Your objective: Give the number of lines in the entries that contain "this". State only the count.

Input records:
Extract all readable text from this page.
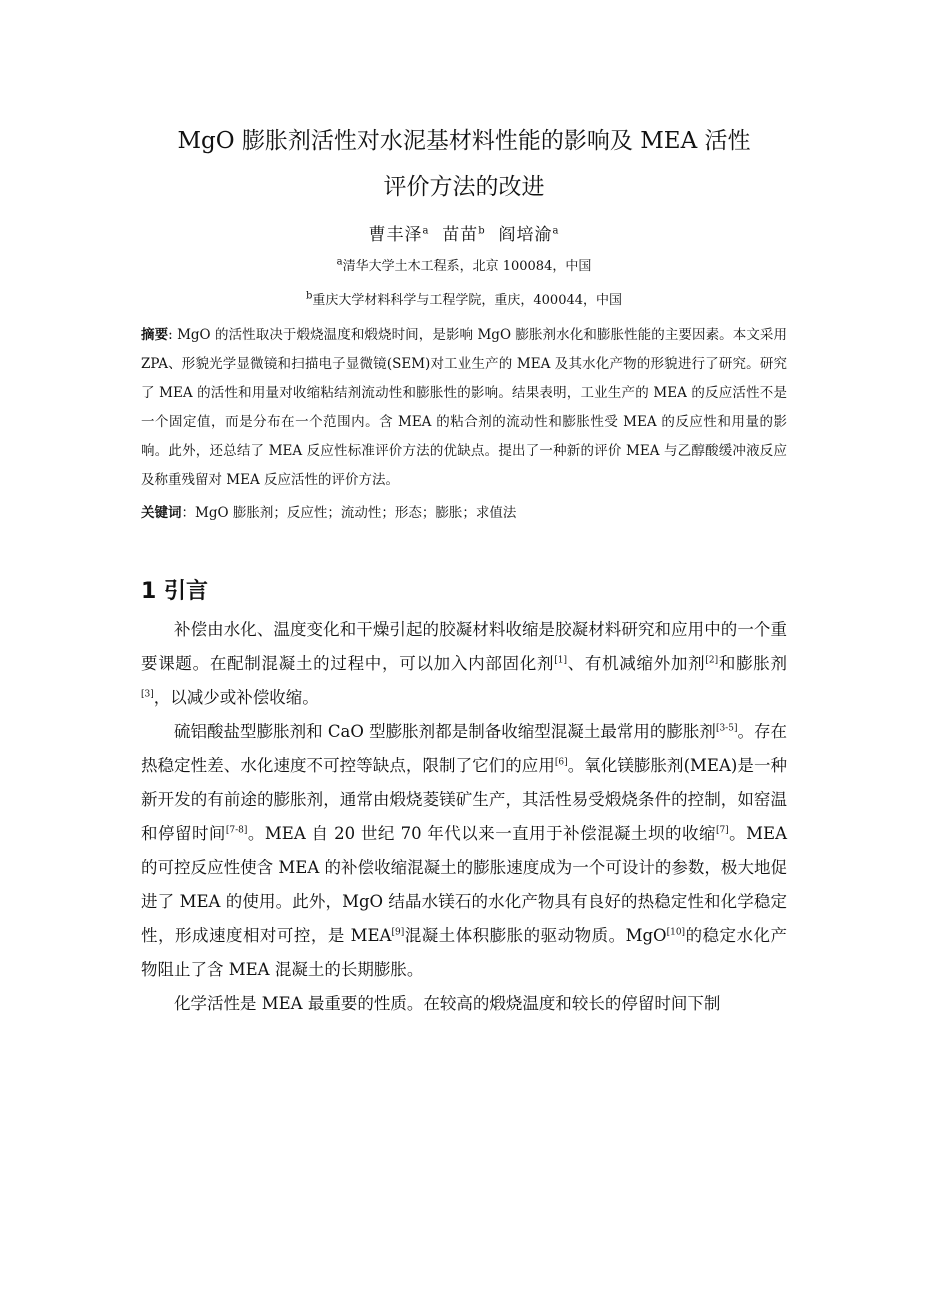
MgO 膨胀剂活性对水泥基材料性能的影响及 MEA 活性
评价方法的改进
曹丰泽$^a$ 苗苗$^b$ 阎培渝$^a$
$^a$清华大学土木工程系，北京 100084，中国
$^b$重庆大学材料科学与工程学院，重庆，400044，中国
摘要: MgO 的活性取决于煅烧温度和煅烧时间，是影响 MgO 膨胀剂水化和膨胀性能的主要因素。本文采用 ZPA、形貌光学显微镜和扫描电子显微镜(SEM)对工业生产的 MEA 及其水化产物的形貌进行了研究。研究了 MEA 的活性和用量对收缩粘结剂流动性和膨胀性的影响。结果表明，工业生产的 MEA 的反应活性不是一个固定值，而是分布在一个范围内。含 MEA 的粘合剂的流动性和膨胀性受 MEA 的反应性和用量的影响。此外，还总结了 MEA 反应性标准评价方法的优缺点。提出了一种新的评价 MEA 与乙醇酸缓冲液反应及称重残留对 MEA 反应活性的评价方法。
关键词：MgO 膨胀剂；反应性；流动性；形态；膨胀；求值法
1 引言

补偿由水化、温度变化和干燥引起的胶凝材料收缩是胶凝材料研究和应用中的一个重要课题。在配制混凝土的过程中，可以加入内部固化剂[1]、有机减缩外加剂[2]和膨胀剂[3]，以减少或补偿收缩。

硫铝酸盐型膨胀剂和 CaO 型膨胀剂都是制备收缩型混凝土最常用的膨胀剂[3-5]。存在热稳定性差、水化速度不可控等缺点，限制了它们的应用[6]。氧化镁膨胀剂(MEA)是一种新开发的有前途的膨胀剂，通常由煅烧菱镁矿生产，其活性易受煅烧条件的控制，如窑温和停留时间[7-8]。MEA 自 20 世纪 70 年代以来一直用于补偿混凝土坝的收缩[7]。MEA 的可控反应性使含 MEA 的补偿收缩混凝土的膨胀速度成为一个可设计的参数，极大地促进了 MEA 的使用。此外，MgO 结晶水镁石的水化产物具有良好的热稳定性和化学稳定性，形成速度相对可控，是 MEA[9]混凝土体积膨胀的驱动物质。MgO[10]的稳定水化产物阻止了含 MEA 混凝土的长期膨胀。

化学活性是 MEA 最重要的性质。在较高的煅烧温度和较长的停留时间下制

---

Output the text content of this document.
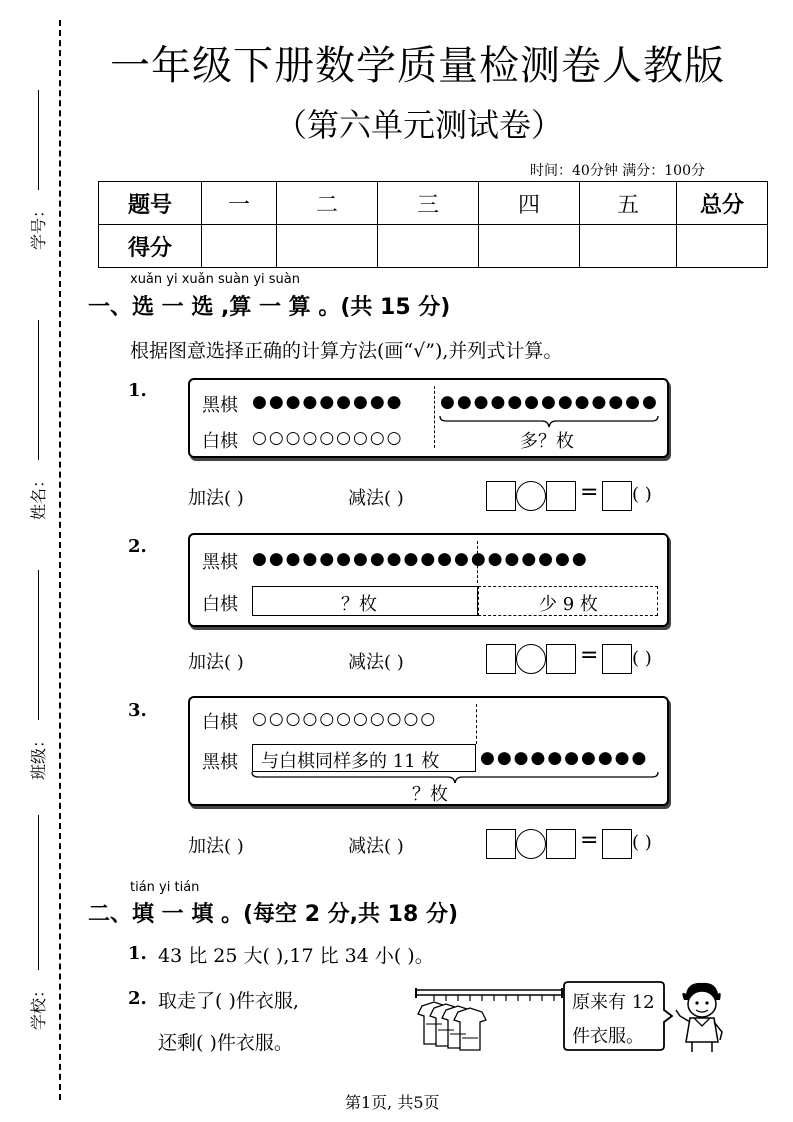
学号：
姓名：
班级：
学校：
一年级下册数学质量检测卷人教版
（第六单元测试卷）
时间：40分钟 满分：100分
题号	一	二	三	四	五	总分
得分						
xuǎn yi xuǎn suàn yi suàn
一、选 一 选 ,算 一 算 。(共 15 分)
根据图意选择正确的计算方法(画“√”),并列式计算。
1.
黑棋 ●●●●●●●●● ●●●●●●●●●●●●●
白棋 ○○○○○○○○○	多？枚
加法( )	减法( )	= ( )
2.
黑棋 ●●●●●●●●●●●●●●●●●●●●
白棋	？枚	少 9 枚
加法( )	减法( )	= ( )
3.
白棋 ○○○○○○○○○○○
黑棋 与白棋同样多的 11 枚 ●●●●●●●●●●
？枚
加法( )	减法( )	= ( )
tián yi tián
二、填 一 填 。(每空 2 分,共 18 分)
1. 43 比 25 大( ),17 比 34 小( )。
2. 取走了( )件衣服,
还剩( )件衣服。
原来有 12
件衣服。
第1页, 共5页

Output of the exercise: 2